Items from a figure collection
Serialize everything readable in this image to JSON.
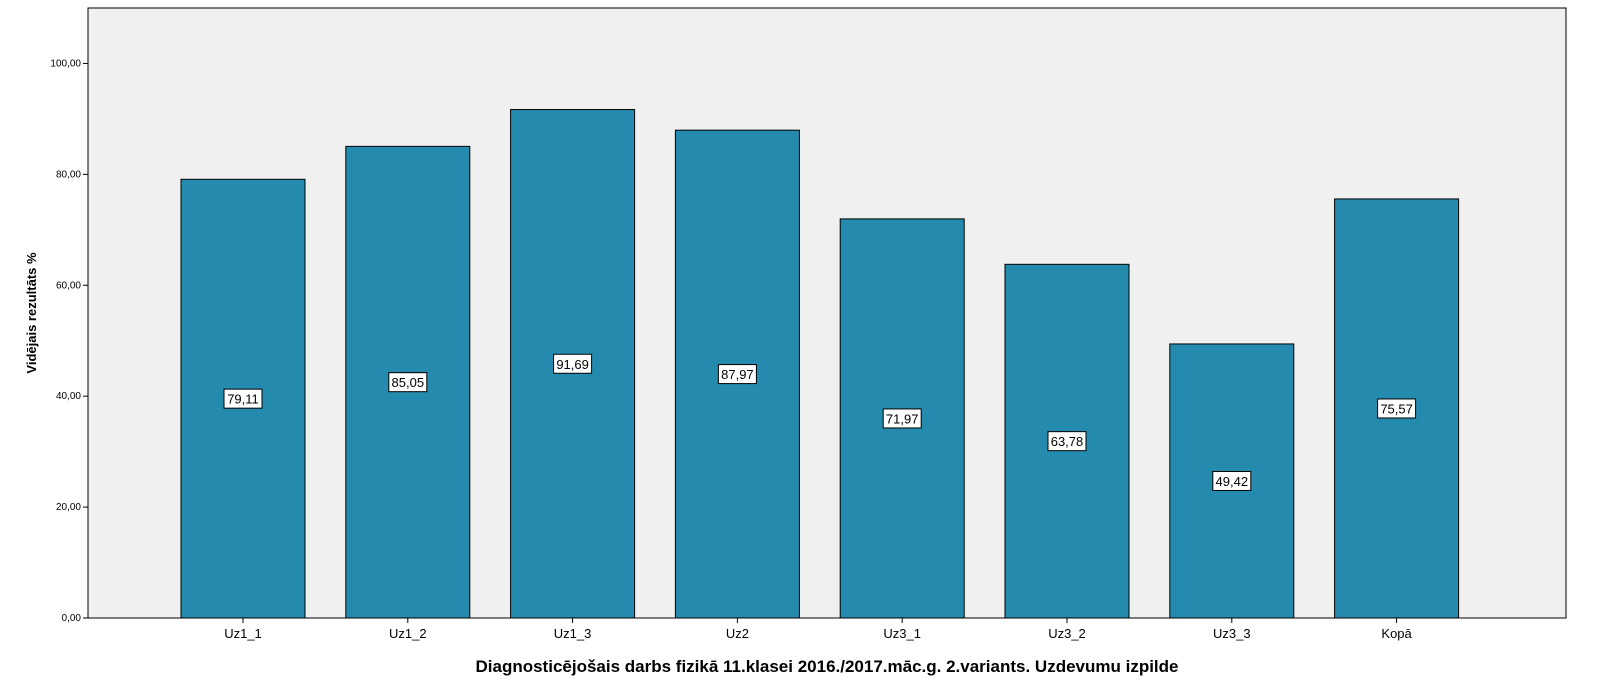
{
  "chart_data": {
    "type": "bar",
    "categories": [
      "Uz1_1",
      "Uz1_2",
      "Uz1_3",
      "Uz2",
      "Uz3_1",
      "Uz3_2",
      "Uz3_3",
      "Kopā"
    ],
    "values": [
      79.11,
      85.05,
      91.69,
      87.97,
      71.97,
      63.78,
      49.42,
      75.57
    ],
    "data_labels": [
      "79,11",
      "85,05",
      "91,69",
      "87,97",
      "71,97",
      "63,78",
      "49,42",
      "75,57"
    ],
    "title": "",
    "xlabel": "Diagnosticējošais darbs fizikā 11.klasei 2016./2017.māc.g. 2.variants. Uzdevumu izpilde",
    "ylabel": "Vidējais rezultāts %",
    "ylim": [
      0,
      110
    ],
    "yticks": [
      0,
      20,
      40,
      60,
      80,
      100
    ],
    "ytick_labels": [
      "0,00",
      "20,00",
      "40,00",
      "60,00",
      "80,00",
      "100,00"
    ],
    "grid": false,
    "legend": "none",
    "colors": {
      "bar": "#248bae",
      "plot_background": "#f0f0f0",
      "label_background": "#ffffff"
    }
  }
}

What the task asks – Leave out the pictures and give the listing above again exactly.

Answer for this exercise –
Serialize everything readable in this image to JSON.
{
  "chart_data": {
    "type": "bar",
    "categories": [
      "Uz1_1",
      "Uz1_2",
      "Uz1_3",
      "Uz2",
      "Uz3_1",
      "Uz3_2",
      "Uz3_3",
      "Kopā"
    ],
    "values": [
      79.11,
      85.05,
      91.69,
      87.97,
      71.97,
      63.78,
      49.42,
      75.57
    ],
    "data_labels": [
      "79,11",
      "85,05",
      "91,69",
      "87,97",
      "71,97",
      "63,78",
      "49,42",
      "75,57"
    ],
    "title": "",
    "xlabel": "Diagnosticējošais darbs fizikā 11.klasei 2016./2017.māc.g. 2.variants. Uzdevumu izpilde",
    "ylabel": "Vidējais rezultāts %",
    "ylim": [
      0,
      110
    ],
    "yticks": [
      0,
      20,
      40,
      60,
      80,
      100
    ],
    "ytick_labels": [
      "0,00",
      "20,00",
      "40,00",
      "60,00",
      "80,00",
      "100,00"
    ],
    "grid": false,
    "legend": "none",
    "colors": {
      "bar": "#248bae",
      "plot_background": "#f0f0f0",
      "label_background": "#ffffff"
    }
  }
}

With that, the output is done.